Problema planteado ▸ Edite los registros desde el principio hasta la línea que contiene "share-icon[interactable] <box>541 576", incluida esta. Sustituya "article-paragraph" por "article-text" y deje todo lo demás sin cambios.

++++ Registros de entrada

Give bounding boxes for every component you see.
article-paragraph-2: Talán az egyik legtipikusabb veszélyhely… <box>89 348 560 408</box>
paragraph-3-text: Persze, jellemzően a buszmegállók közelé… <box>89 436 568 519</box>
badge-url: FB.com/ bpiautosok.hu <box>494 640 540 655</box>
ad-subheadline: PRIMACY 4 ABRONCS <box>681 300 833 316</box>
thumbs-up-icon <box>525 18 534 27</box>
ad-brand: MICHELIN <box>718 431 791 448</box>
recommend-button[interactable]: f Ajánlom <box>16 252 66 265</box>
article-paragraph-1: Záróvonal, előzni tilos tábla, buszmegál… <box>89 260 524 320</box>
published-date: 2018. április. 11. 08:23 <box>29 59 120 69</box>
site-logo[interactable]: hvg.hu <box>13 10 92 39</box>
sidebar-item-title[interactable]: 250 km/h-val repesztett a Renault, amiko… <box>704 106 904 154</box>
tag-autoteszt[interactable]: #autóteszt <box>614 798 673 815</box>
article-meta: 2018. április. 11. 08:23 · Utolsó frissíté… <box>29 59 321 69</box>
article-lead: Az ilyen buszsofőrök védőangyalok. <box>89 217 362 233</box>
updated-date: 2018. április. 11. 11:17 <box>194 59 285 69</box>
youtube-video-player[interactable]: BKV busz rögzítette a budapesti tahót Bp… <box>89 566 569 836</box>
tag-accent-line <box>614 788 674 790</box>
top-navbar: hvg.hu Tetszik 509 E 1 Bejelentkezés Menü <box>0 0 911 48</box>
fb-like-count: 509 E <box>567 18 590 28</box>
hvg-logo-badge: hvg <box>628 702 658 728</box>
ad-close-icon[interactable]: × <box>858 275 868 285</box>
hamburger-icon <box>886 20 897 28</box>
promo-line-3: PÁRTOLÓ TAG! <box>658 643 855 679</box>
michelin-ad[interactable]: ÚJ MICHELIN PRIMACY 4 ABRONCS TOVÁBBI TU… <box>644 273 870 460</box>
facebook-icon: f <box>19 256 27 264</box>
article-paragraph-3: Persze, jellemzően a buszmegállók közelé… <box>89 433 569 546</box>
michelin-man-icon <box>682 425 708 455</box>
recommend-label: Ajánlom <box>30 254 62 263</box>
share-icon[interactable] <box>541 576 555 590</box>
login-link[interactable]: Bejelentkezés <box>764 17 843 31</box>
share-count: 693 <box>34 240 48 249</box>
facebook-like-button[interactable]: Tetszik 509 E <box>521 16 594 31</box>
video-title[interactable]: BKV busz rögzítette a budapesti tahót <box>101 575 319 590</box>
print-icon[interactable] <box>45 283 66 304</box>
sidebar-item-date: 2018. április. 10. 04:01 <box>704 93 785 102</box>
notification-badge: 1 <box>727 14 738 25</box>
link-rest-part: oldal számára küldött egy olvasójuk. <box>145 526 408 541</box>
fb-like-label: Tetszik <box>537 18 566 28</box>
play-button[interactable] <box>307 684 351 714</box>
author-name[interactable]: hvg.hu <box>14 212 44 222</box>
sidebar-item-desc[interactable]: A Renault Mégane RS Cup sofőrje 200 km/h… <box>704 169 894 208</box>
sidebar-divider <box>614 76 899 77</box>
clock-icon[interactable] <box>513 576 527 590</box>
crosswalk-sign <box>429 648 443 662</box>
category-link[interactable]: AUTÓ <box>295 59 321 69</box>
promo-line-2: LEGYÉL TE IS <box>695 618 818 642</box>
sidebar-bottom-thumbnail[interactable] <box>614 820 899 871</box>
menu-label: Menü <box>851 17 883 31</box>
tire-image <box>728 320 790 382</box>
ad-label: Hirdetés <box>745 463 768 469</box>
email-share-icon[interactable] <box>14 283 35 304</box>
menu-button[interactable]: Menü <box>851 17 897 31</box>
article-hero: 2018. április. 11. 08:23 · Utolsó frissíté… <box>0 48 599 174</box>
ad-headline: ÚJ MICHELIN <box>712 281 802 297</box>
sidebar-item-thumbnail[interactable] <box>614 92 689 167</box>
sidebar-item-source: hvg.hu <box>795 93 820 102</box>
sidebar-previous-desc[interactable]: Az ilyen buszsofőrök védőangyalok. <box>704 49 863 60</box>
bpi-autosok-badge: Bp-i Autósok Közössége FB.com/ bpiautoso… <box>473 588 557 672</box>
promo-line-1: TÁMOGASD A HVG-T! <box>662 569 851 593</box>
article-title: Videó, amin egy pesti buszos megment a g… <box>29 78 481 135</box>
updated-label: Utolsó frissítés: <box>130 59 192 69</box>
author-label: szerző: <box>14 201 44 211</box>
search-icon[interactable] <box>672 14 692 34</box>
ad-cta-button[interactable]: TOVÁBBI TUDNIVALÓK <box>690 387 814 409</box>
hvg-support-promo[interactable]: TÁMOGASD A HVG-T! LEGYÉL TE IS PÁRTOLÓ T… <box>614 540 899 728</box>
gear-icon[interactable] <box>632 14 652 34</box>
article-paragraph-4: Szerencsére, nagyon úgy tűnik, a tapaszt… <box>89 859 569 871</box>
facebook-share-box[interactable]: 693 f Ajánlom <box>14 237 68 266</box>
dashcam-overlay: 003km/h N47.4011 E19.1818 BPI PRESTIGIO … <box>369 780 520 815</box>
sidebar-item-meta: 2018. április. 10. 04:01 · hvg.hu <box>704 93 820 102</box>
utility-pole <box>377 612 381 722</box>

++++++++

Respuesta correcta ▸
Give bounding boxes for every component you see.
article-text-2: Talán az egyik legtipikusabb veszélyhely… <box>89 348 560 408</box>
paragraph-3-text: Persze, jellemzően a buszmegállók közelé… <box>89 436 568 519</box>
badge-url: FB.com/ bpiautosok.hu <box>494 640 540 655</box>
ad-subheadline: PRIMACY 4 ABRONCS <box>681 300 833 316</box>
thumbs-up-icon <box>525 18 534 27</box>
ad-brand: MICHELIN <box>718 431 791 448</box>
recommend-button[interactable]: f Ajánlom <box>16 252 66 265</box>
article-text-1: Záróvonal, előzni tilos tábla, buszmegál… <box>89 260 524 320</box>
published-date: 2018. április. 11. 08:23 <box>29 59 120 69</box>
site-logo[interactable]: hvg.hu <box>13 10 92 39</box>
sidebar-item-title[interactable]: 250 km/h-val repesztett a Renault, amiko… <box>704 106 904 154</box>
tag-autoteszt[interactable]: #autóteszt <box>614 798 673 815</box>
article-meta: 2018. április. 11. 08:23 · Utolsó frissíté… <box>29 59 321 69</box>
article-lead: Az ilyen buszsofőrök védőangyalok. <box>89 217 362 233</box>
updated-date: 2018. április. 11. 11:17 <box>194 59 285 69</box>
youtube-video-player[interactable]: BKV busz rögzítette a budapesti tahót Bp… <box>89 566 569 836</box>
tag-accent-line <box>614 788 674 790</box>
top-navbar: hvg.hu Tetszik 509 E 1 Bejelentkezés Menü <box>0 0 911 48</box>
fb-like-count: 509 E <box>567 18 590 28</box>
hvg-logo-badge: hvg <box>628 702 658 728</box>
ad-close-icon[interactable]: × <box>858 275 868 285</box>
hamburger-icon <box>886 20 897 28</box>
promo-line-3: PÁRTOLÓ TAG! <box>658 643 855 679</box>
michelin-ad[interactable]: ÚJ MICHELIN PRIMACY 4 ABRONCS TOVÁBBI TU… <box>644 273 870 460</box>
facebook-icon: f <box>19 256 27 264</box>
article-text-3: Persze, jellemzően a buszmegállók közelé… <box>89 433 569 546</box>
michelin-man-icon <box>682 425 708 455</box>
recommend-label: Ajánlom <box>30 254 62 263</box>
share-icon[interactable] <box>541 576 555 590</box>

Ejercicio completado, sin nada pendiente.